**** DATA ROWS
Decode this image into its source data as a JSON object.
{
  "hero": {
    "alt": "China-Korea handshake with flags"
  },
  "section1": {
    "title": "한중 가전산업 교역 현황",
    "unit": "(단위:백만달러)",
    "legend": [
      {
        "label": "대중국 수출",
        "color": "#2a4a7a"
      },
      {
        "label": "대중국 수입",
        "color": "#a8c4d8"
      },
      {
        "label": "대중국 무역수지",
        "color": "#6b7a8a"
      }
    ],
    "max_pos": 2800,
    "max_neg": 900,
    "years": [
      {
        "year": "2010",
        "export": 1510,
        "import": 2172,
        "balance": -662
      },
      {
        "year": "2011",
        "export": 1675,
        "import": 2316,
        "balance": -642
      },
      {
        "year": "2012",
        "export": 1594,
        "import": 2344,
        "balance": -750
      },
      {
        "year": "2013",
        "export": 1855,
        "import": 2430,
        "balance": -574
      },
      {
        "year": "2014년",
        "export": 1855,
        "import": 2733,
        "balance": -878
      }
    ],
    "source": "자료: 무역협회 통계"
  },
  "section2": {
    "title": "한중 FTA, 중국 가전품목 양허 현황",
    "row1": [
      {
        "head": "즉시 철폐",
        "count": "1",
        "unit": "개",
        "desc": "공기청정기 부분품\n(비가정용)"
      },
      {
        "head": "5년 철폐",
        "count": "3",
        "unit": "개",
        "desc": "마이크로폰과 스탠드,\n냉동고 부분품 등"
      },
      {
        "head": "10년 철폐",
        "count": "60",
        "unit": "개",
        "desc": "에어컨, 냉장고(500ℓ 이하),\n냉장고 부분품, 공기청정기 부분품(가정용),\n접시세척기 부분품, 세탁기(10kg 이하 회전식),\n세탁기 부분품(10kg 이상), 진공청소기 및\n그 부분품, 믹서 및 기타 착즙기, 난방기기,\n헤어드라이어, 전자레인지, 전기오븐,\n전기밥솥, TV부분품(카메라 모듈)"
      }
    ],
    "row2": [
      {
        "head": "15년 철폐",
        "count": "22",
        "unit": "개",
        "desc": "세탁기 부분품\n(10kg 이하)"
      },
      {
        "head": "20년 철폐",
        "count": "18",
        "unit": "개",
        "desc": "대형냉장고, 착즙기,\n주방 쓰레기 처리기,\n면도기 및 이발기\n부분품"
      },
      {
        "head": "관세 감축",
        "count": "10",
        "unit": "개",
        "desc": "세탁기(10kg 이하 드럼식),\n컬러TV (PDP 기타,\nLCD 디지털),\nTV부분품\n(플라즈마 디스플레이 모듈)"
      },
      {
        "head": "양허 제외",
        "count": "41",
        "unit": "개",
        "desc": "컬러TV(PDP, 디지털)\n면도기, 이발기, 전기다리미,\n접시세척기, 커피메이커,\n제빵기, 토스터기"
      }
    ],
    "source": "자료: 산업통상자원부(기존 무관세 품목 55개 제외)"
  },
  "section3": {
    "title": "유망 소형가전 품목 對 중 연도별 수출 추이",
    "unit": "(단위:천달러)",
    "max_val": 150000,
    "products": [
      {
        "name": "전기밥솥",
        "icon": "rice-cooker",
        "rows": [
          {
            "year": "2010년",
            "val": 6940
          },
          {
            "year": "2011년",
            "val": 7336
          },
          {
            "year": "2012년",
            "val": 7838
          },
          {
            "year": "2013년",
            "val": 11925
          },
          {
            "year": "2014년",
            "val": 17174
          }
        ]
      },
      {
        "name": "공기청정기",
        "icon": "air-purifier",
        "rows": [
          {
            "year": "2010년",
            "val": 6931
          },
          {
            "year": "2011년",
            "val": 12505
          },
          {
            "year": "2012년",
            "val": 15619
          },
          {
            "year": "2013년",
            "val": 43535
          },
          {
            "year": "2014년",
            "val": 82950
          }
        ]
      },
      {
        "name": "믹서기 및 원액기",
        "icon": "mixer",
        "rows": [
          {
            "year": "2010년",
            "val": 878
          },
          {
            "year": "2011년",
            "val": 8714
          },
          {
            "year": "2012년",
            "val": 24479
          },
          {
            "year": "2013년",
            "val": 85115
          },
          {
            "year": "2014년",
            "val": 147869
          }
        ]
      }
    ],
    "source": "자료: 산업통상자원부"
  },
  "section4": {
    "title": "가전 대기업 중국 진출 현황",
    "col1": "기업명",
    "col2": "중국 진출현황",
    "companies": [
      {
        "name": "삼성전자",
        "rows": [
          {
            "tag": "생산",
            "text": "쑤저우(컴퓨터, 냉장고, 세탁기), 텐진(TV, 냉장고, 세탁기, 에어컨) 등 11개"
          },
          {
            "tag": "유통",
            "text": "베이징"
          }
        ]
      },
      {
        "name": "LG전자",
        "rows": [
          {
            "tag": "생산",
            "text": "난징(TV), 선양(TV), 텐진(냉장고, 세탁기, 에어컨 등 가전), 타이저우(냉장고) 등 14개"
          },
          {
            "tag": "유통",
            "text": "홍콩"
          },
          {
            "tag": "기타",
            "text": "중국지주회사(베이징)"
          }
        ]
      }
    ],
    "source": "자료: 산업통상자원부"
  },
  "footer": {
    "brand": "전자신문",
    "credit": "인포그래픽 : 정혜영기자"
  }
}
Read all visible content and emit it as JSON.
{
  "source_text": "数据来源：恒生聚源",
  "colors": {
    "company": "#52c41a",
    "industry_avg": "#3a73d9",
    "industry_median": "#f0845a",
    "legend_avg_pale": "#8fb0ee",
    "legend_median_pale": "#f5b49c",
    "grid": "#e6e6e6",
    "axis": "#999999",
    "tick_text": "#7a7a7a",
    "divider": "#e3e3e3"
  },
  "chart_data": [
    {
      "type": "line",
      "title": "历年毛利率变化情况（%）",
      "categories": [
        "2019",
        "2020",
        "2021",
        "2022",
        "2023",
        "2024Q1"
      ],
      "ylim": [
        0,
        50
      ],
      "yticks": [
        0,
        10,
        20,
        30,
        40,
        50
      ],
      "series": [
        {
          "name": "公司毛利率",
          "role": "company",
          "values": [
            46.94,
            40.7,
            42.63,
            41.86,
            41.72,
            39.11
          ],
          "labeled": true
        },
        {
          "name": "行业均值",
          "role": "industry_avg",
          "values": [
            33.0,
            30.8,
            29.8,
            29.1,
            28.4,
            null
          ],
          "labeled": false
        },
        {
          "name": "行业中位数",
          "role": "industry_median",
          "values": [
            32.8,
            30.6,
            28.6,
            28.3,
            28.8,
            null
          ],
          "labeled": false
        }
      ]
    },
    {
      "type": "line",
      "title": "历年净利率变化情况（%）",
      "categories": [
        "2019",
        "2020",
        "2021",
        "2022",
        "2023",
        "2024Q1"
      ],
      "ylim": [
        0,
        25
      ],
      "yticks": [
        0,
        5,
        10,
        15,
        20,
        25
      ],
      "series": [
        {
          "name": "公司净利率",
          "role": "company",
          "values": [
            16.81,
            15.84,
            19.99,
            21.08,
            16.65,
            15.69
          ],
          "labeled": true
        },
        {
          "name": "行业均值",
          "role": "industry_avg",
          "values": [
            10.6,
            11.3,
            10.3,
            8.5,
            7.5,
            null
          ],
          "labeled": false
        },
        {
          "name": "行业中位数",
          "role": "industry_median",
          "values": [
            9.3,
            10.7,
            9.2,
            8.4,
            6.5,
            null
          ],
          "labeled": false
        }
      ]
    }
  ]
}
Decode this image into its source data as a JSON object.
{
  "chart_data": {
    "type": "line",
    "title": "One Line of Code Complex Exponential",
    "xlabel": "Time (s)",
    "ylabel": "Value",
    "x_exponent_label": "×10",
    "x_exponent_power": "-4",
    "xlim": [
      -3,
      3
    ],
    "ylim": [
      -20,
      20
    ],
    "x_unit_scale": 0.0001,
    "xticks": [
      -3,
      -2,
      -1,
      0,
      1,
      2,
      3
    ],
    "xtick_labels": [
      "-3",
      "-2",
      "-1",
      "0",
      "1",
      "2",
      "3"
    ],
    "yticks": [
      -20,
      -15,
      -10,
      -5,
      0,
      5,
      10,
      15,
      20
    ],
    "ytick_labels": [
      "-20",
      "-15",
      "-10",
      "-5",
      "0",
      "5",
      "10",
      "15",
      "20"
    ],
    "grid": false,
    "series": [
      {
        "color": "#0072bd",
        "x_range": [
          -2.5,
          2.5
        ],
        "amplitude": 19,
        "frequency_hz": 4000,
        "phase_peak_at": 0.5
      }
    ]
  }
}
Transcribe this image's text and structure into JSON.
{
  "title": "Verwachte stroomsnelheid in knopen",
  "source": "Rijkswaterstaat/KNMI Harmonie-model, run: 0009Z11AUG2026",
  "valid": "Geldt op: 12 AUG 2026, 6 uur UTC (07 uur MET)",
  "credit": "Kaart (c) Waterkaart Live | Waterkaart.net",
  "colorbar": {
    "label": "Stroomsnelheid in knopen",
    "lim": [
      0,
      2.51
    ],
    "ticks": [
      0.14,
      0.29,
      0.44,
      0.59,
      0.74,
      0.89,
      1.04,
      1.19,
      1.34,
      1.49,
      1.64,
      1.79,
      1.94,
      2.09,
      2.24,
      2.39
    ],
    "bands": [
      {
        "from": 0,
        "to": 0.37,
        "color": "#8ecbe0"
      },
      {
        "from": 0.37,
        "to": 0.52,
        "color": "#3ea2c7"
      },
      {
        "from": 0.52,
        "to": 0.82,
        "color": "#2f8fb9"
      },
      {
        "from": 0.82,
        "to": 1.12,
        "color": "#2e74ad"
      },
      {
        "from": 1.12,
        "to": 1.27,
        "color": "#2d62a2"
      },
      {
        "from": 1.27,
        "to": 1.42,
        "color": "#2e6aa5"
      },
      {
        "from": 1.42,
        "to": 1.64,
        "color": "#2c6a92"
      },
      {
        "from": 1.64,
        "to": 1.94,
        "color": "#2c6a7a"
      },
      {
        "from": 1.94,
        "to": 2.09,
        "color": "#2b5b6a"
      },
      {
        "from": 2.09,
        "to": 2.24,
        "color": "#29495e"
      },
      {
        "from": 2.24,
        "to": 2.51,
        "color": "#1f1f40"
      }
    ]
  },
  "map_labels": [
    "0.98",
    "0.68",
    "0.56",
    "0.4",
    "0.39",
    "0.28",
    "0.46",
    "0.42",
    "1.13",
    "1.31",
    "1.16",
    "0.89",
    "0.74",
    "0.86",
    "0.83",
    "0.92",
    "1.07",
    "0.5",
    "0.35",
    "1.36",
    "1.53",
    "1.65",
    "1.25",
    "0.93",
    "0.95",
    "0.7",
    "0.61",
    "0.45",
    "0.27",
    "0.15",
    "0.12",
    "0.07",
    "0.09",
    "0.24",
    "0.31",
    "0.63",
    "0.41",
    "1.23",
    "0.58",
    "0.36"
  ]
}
********
_OBJECTIVE_.
Copy out every line of the data that includes "count".

_ANSWER FOR THIS EXERCISE_.
        "count": "1",
        "count": "3",
        "count": "60",
        "count": "22",
        "count": "18",
        "count": "10",
        "count": "41",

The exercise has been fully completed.